All of the material below is to be retyped exactly.

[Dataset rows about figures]

%%

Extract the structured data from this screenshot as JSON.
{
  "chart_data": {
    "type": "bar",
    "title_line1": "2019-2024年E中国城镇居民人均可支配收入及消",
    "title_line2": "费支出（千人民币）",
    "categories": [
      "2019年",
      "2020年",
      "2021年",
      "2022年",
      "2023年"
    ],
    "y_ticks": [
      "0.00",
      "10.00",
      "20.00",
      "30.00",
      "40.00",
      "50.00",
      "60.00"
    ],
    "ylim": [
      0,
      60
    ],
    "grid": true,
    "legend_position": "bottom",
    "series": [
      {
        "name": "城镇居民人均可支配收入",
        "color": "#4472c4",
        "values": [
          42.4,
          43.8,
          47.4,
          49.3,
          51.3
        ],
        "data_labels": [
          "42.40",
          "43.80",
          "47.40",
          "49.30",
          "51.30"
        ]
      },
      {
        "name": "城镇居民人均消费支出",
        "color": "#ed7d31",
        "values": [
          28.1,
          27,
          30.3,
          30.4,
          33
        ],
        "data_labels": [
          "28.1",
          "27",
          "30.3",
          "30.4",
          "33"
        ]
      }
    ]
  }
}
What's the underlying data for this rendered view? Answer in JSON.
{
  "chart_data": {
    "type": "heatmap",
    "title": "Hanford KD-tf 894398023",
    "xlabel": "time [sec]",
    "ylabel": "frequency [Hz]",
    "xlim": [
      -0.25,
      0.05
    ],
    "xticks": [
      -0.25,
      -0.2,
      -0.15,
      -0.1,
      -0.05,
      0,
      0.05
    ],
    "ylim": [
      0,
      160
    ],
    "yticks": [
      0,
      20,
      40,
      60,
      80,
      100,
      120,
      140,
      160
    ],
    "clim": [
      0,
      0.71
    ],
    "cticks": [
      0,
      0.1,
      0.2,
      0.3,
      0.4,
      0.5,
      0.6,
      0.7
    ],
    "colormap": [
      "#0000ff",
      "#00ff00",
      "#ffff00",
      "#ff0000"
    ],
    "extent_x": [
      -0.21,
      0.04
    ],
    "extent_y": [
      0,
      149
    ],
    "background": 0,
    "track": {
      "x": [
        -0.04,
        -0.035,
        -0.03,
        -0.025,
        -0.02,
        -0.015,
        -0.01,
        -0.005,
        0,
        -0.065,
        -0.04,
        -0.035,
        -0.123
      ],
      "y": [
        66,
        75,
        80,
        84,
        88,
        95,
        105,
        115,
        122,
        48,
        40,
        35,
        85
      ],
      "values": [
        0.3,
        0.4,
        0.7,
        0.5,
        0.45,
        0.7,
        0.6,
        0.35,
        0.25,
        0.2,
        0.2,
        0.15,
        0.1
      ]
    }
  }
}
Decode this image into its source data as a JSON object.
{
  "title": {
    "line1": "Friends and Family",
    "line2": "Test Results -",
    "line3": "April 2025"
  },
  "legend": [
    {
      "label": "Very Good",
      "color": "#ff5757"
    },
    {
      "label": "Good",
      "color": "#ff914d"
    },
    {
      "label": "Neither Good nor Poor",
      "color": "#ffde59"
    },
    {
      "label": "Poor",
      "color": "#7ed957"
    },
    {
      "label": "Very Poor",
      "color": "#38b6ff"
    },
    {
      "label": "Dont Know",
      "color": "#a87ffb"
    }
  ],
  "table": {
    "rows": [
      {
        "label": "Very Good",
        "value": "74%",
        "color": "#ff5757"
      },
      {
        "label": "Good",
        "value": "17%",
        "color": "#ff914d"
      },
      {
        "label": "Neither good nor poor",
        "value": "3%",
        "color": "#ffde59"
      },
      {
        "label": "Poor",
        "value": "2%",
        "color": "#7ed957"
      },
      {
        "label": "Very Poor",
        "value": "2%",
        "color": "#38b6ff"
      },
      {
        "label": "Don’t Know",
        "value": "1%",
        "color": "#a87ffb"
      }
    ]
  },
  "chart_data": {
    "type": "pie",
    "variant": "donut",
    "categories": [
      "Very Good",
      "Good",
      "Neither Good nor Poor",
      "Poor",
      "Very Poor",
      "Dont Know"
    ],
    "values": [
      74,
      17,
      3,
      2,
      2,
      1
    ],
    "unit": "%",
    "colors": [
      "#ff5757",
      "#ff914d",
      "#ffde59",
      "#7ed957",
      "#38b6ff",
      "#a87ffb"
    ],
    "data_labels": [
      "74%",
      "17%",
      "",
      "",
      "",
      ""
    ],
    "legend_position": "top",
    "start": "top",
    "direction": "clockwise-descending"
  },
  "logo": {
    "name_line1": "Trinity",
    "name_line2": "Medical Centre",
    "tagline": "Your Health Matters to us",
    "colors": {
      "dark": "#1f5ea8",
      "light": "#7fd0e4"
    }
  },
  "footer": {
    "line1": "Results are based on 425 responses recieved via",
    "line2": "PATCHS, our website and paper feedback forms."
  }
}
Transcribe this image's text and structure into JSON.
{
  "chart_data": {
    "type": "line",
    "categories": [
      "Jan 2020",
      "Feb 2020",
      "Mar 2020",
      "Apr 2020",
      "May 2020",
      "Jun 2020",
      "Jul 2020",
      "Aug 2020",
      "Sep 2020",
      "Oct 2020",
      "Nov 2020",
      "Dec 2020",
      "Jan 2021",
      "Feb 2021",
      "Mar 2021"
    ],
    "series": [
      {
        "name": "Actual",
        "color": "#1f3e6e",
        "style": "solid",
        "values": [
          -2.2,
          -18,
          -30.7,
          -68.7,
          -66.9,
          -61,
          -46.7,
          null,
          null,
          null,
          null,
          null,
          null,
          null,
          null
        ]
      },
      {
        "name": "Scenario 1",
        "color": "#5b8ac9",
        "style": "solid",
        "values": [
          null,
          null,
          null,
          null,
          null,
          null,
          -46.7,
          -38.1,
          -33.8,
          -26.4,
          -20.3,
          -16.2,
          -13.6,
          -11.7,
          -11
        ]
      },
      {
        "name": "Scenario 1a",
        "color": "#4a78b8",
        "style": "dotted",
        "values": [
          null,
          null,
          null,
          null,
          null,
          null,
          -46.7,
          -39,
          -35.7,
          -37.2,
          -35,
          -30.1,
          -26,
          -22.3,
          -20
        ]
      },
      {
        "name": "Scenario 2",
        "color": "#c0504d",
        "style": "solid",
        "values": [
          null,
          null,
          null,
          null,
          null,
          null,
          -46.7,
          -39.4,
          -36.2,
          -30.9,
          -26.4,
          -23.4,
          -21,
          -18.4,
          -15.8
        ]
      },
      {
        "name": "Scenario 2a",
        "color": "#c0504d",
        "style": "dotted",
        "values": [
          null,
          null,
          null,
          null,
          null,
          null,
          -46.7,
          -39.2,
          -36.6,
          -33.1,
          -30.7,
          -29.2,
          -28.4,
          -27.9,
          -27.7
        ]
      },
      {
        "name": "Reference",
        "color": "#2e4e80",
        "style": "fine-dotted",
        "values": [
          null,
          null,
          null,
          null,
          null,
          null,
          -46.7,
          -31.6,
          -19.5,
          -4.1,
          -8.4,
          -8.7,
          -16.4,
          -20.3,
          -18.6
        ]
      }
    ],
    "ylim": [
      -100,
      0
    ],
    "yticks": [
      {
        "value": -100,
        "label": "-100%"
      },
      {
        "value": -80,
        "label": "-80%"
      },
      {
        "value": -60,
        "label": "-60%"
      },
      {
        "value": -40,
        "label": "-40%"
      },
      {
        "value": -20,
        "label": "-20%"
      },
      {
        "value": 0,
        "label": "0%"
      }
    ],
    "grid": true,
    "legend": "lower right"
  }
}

%%

● Answer to the task:
Extract the structured data from this screenshot as JSON.
{
  "chart_data": {
    "type": "bar",
    "title_line1": "2019-2024年E中国城镇居民人均可支配收入及消",
    "title_line2": "费支出（千人民币）",
    "categories": [
      "2019年",
      "2020年",
      "2021年",
      "2022年",
      "2023年"
    ],
    "y_ticks": [
      "0.00",
      "10.00",
      "20.00",
      "30.00",
      "40.00",
      "50.00",
      "60.00"
    ],
    "ylim": [
      0,
      60
    ],
    "grid": true,
    "legend_position": "bottom",
    "series": [
      {
        "name": "城镇居民人均可支配收入",
        "color": "#4472c4",
        "values": [
          42.4,
          43.8,
          47.4,
          49.3,
          51.3
        ],
        "data_labels": [
          "42.40",
          "43.80",
          "47.40",
          "49.30",
          "51.30"
        ]
      },
      {
        "name": "城镇居民人均消费支出",
        "color": "#ed7d31",
        "values": [
          28.1,
          27,
          30.3,
          30.4,
          33
        ],
        "data_labels": [
          "28.1",
          "27",
          "30.3",
          "30.4",
          "33"
        ]
      }
    ]
  }
}
What's the underlying data for this rendered view? Answer in JSON.
{
  "chart_data": {
    "type": "heatmap",
    "title": "Hanford KD-tf 894398023",
    "xlabel": "time [sec]",
    "ylabel": "frequency [Hz]",
    "xlim": [
      -0.25,
      0.05
    ],
    "xticks": [
      -0.25,
      -0.2,
      -0.15,
      -0.1,
      -0.05,
      0,
      0.05
    ],
    "ylim": [
      0,
      160
    ],
    "yticks": [
      0,
      20,
      40,
      60,
      80,
      100,
      120,
      140,
      160
    ],
    "clim": [
      0,
      0.71
    ],
    "cticks": [
      0,
      0.1,
      0.2,
      0.3,
      0.4,
      0.5,
      0.6,
      0.7
    ],
    "colormap": [
      "#0000ff",
      "#00ff00",
      "#ffff00",
      "#ff0000"
    ],
    "extent_x": [
      -0.21,
      0.04
    ],
    "extent_y": [
      0,
      149
    ],
    "background": 0,
    "track": {
      "x": [
        -0.04,
        -0.035,
        -0.03,
        -0.025,
        -0.02,
        -0.015,
        -0.01,
        -0.005,
        0,
        -0.065,
        -0.04,
        -0.035,
        -0.123
      ],
      "y": [
        66,
        75,
        80,
        84,
        88,
        95,
        105,
        115,
        122,
        48,
        40,
        35,
        85
      ],
      "values": [
        0.3,
        0.4,
        0.7,
        0.5,
        0.45,
        0.7,
        0.6,
        0.35,
        0.25,
        0.2,
        0.2,
        0.15,
        0.1
      ]
    }
  }
}
Decode this image into its source data as a JSON object.
{
  "title": {
    "line1": "Friends and Family",
    "line2": "Test Results -",
    "line3": "April 2025"
  },
  "legend": [
    {
      "label": "Very Good",
      "color": "#ff5757"
    },
    {
      "label": "Good",
      "color": "#ff914d"
    },
    {
      "label": "Neither Good nor Poor",
      "color": "#ffde59"
    },
    {
      "label": "Poor",
      "color": "#7ed957"
    },
    {
      "label": "Very Poor",
      "color": "#38b6ff"
    },
    {
      "label": "Dont Know",
      "color": "#a87ffb"
    }
  ],
  "table": {
    "rows": [
      {
        "label": "Very Good",
        "value": "74%",
        "color": "#ff5757"
      },
      {
        "label": "Good",
        "value": "17%",
        "color": "#ff914d"
      },
      {
        "label": "Neither good nor poor",
        "value": "3%",
        "color": "#ffde59"
      },
      {
        "label": "Poor",
        "value": "2%",
        "color": "#7ed957"
      },
      {
        "label": "Very Poor",
        "value": "2%",
        "color": "#38b6ff"
      },
      {
        "label": "Don’t Know",
        "value": "1%",
        "color": "#a87ffb"
      }
    ]
  },
  "chart_data": {
    "type": "pie",
    "variant": "donut",
    "categories": [
      "Very Good",
      "Good",
      "Neither Good nor Poor",
      "Poor",
      "Very Poor",
      "Dont Know"
    ],
    "values": [
      74,
      17,
      3,
      2,
      2,
      1
    ],
    "unit": "%",
    "colors": [
      "#ff5757",
      "#ff914d",
      "#ffde59",
      "#7ed957",
      "#38b6ff",
      "#a87ffb"
    ],
    "data_labels": [
      "74%",
      "17%",
      "",
      "",
      "",
      ""
    ],
    "legend_position": "top",
    "start": "top",
    "direction": "clockwise-descending"
  },
  "logo": {
    "name_line1": "Trinity",
    "name_line2": "Medical Centre",
    "tagline": "Your Health Matters to us",
    "colors": {
      "dark": "#1f5ea8",
      "light": "#7fd0e4"
    }
  },
  "footer": {
    "line1": "Results are based on 425 responses recieved via",
    "line2": "PATCHS, our website and paper feedback forms."
  }
}
Transcribe this image's text and structure into JSON.
{
  "chart_data": {
    "type": "line",
    "categories": [
      "Jan 2020",
      "Feb 2020",
      "Mar 2020",
      "Apr 2020",
      "May 2020",
      "Jun 2020",
      "Jul 2020",
      "Aug 2020",
      "Sep 2020",
      "Oct 2020",
      "Nov 2020",
      "Dec 2020",
      "Jan 2021",
      "Feb 2021",
      "Mar 2021"
    ],
    "series": [
      {
        "name": "Actual",
        "color": "#1f3e6e",
        "style": "solid",
        "values": [
          -2.2,
          -18,
          -30.7,
          -68.7,
          -66.9,
          -61,
          -46.7,
          null,
          null,
          null,
          null,
          null,
          null,
          null,
          null
        ]
      },
      {
        "name": "Scenario 1",
        "color": "#5b8ac9",
        "style": "solid",
        "values": [
          null,
          null,
          null,
          null,
          null,
          null,
          -46.7,
          -38.1,
          -33.8,
          -26.4,
          -20.3,
          -16.2,
          -13.6,
          -11.7,
          -11
        ]
      },
      {
        "name": "Scenario 1a",
        "color": "#4a78b8",
        "style": "dotted",
        "values": [
          null,
          null,
          null,
          null,
          null,
          null,
          -46.7,
          -39,
          -35.7,
          -37.2,
          -35,
          -30.1,
          -26,
          -22.3,
          -20
        ]
      },
      {
        "name": "Scenario 2",
        "color": "#c0504d",
        "style": "solid",
        "values": [
          null,
          null,
          null,
          null,
          null,
          null,
          -46.7,
          -39.4,
          -36.2,
          -30.9,
          -26.4,
          -23.4,
          -21,
          -18.4,
          -15.8
        ]
      },
      {
        "name": "Scenario 2a",
        "color": "#c0504d",
        "style": "dotted",
        "values": [
          null,
          null,
          null,
          null,
          null,
          null,
          -46.7,
          -39.2,
          -36.6,
          -33.1,
          -30.7,
          -29.2,
          -28.4,
          -27.9,
          -27.7
        ]
      },
      {
        "name": "Reference",
        "color": "#2e4e80",
        "style": "fine-dotted",
        "values": [
          null,
          null,
          null,
          null,
          null,
          null,
          -46.7,
          -31.6,
          -19.5,
          -4.1,
          -8.4,
          -8.7,
          -16.4,
          -20.3,
          -18.6
        ]
      }
    ],
    "ylim": [
      -100,
      0
    ],
    "yticks": [
      {
        "value": -100,
        "label": "-100%"
      },
      {
        "value": -80,
        "label": "-80%"
      },
      {
        "value": -60,
        "label": "-60%"
      },
      {
        "value": -40,
        "label": "-40%"
      },
      {
        "value": -20,
        "label": "-20%"
      },
      {
        "value": 0,
        "label": "0%"
      }
    ],
    "grid": true,
    "legend": "lower right"
  }
}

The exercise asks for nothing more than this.